[BEGIN]

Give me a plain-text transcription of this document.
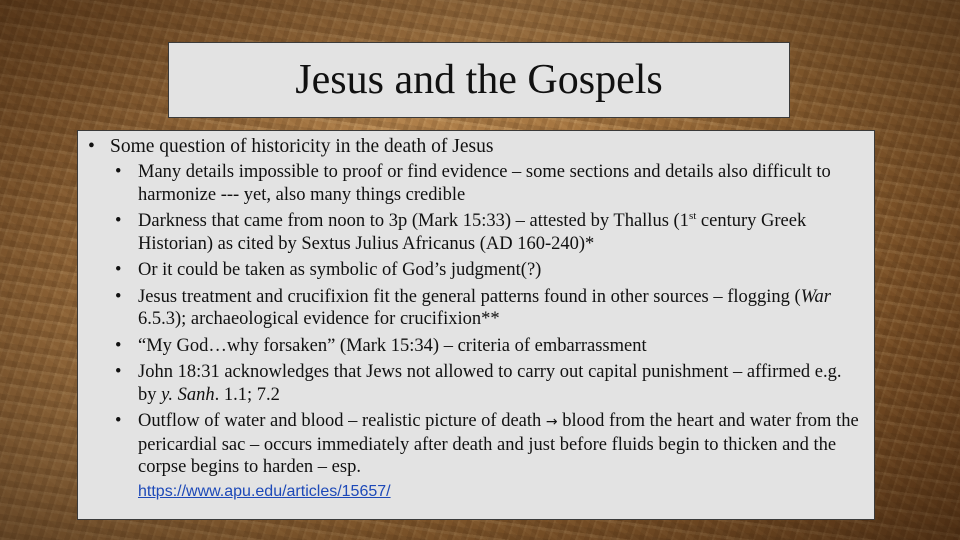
Jesus and the Gospels
• Some question of historicity in the death of Jesus
• Many details impossible to proof or find evidence – some sections and details also difficult to harmonize --- yet, also many things credible
• Darkness that came from noon to 3p (Mark 15:33) – attested by Thallus (1st century Greek Historian) as cited by Sextus Julius Africanus (AD 160-240)*
• Or it could be taken as symbolic of God’s judgment(?)
• Jesus treatment and crucifixion fit the general patterns found in other sources – flogging (War 6.5.3); archaeological evidence for crucifixion**
• “My God…why forsaken” (Mark 15:34) – criteria of embarrassment
• John 18:31 acknowledges that Jews not allowed to carry out capital punishment – affirmed e.g. by y. Sanh. 1.1; 7.2
• Outflow of water and blood – realistic picture of death → blood from the heart and water from the pericardial sac – occurs immediately after death and just before fluids begin to thicken and the corpse begins to harden – esp.
https://www.apu.edu/articles/15657/
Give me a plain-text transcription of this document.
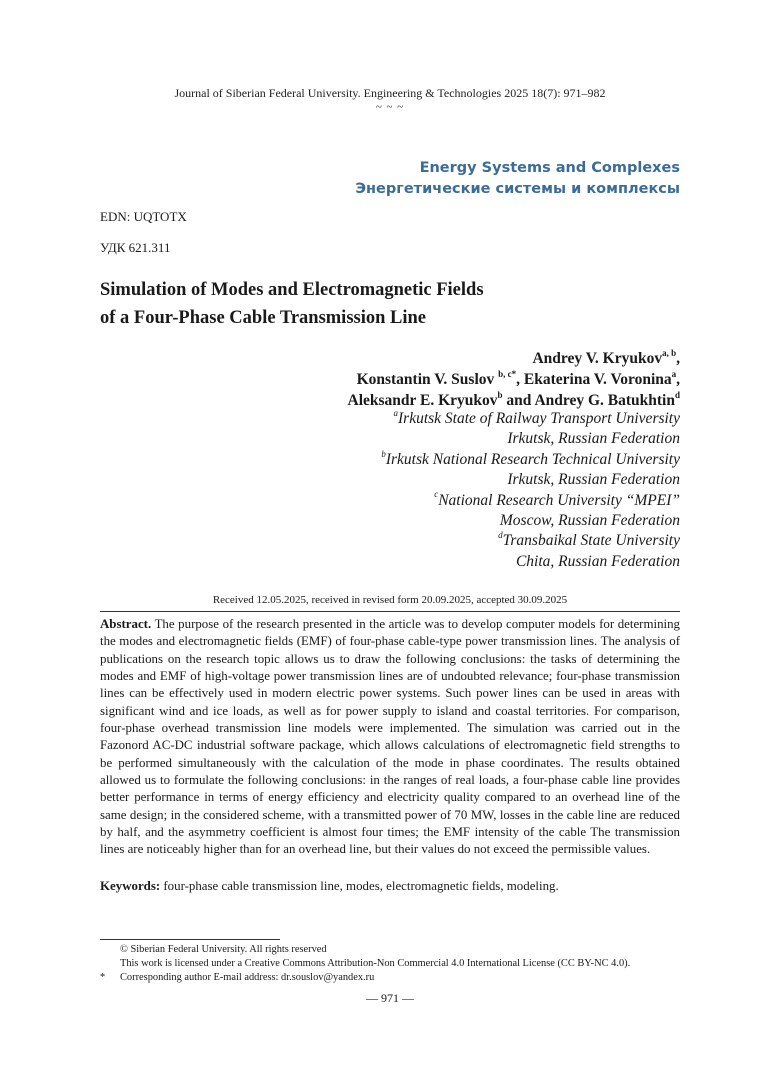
Journal of Siberian Federal University. Engineering & Technologies 2025 18(7): 971–982
~ ~ ~
Energy Systems and Complexes
Энергетические системы и комплексы
EDN: UQTOTX
УДК 621.311
Simulation of Modes and Electromagnetic Fields
of a Four-Phase Cable Transmission Line
Andrey V. Kryukov$^{a, b}$,
Konstantin V. Suslov $^{b, c*}$, Ekaterina V. Voronina$^a$,
Aleksandr E. Kryukov$^b$ and Andrey G. Batukhtin$^d$
$^a$Irkutsk State of Railway Transport University
Irkutsk, Russian Federation
$^b$Irkutsk National Research Technical University
Irkutsk, Russian Federation
$^c$National Research University “MPEI”
Moscow, Russian Federation
$^d$Transbaikal State University
Chita, Russian Federation
Received 12.05.2025, received in revised form 20.09.2025, accepted 30.09.2025

Abstract. The purpose of the research presented in the article was to develop computer models for determining the modes and electromagnetic fields (EMF) of four-phase cable-type power transmission lines. The analysis of publications on the research topic allows us to draw the following conclusions: the tasks of determining the modes and EMF of high-voltage power transmission lines are of undoubted relevance; four-phase transmission lines can be effectively used in modern electric power systems. Such power lines can be used in areas with significant wind and ice loads, as well as for power supply to island and coastal territories. For comparison, four-phase overhead transmission line models were implemented. The simulation was carried out in the Fazonord AC-DC industrial software package, which allows calculations of electromagnetic field strengths to be performed simultaneously with the calculation of the mode in phase coordinates. The results obtained allowed us to formulate the following conclusions: in the ranges of real loads, a four-phase cable line provides better performance in terms of energy efficiency and electricity quality compared to an overhead line of the same design; in the considered scheme, with a transmitted power of 70 MW, losses in the cable line are reduced by half, and the asymmetry coefficient is almost four times; the EMF intensity of the cable The transmission lines are noticeably higher than for an overhead line, but their values do not exceed the permissible values.

Keywords: four-phase cable transmission line, modes, electromagnetic fields, modeling.

© Siberian Federal University. All rights reserved
This work is licensed under a Creative Commons Attribution-Non Commercial 4.0 International License (CC BY-NC 4.0).
* Corresponding author E-mail address: dr.souslov@yandex.ru
— 971 —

[END]

▶ **OBJECTIVE**
Copy every entry exactly as written. Pictures are excluded.

▶ **ANSWER FOR THE TASK**
Give me a plain-text transcription of this document.
Jesus and the Gospels
• Some question of historicity in the death of Jesus
• Many details impossible to proof or find evidence – some sections and details also difficult to harmonize --- yet, also many things credible
• Darkness that came from noon to 3p (Mark 15:33) – attested by Thallus (1st century Greek Historian) as cited by Sextus Julius Africanus (AD 160-240)*
• Or it could be taken as symbolic of God’s judgment(?)
• Jesus treatment and crucifixion fit the general patterns found in other sources – flogging (War 6.5.3); archaeological evidence for crucifixion**
• “My God…why forsaken” (Mark 15:34) – criteria of embarrassment
• John 18:31 acknowledges that Jews not allowed to carry out capital punishment – affirmed e.g. by y. Sanh. 1.1; 7.2
• Outflow of water and blood – realistic picture of death → blood from the heart and water from the pericardial sac – occurs immediately after death and just before fluids begin to thicken and the corpse begins to harden – esp.
https://www.apu.edu/articles/15657/
Give me a plain-text transcription of this document.
Journal of Siberian Federal University. Engineering & Technologies 2025 18(7): 971–982
~ ~ ~
Energy Systems and Complexes
Энергетические системы и комплексы
EDN: UQTOTX
УДК 621.311
Simulation of Modes and Electromagnetic Fields
of a Four-Phase Cable Transmission Line
Andrey V. Kryukov$^{a, b}$,
Konstantin V. Suslov $^{b, c*}$, Ekaterina V. Voronina$^a$,
Aleksandr E. Kryukov$^b$ and Andrey G. Batukhtin$^d$
$^a$Irkutsk State of Railway Transport University
Irkutsk, Russian Federation
$^b$Irkutsk National Research Technical University
Irkutsk, Russian Federation
$^c$National Research University “MPEI”
Moscow, Russian Federation
$^d$Transbaikal State University
Chita, Russian Federation
Received 12.05.2025, received in revised form 20.09.2025, accepted 30.09.2025

Abstract. The purpose of the research presented in the article was to develop computer models for determining the modes and electromagnetic fields (EMF) of four-phase cable-type power transmission lines. The analysis of publications on the research topic allows us to draw the following conclusions: the tasks of determining the modes and EMF of high-voltage power transmission lines are of undoubted relevance; four-phase transmission lines can be effectively used in modern electric power systems. Such power lines can be used in areas with significant wind and ice loads, as well as for power supply to island and coastal territories. For comparison, four-phase overhead transmission line models were implemented. The simulation was carried out in the Fazonord AC-DC industrial software package, which allows calculations of electromagnetic field strengths to be performed simultaneously with the calculation of the mode in phase coordinates. The results obtained allowed us to formulate the following conclusions: in the ranges of real loads, a four-phase cable line provides better performance in terms of energy efficiency and electricity quality compared to an overhead line of the same design; in the considered scheme, with a transmitted power of 70 MW, losses in the cable line are reduced by half, and the asymmetry coefficient is almost four times; the EMF intensity of the cable The transmission lines are noticeably higher than for an overhead line, but their values do not exceed the permissible values.

Keywords: four-phase cable transmission line, modes, electromagnetic fields, modeling.

© Siberian Federal University. All rights reserved
This work is licensed under a Creative Commons Attribution-Non Commercial 4.0 International License (CC BY-NC 4.0).
* Corresponding author E-mail address: dr.souslov@yandex.ru
— 971 —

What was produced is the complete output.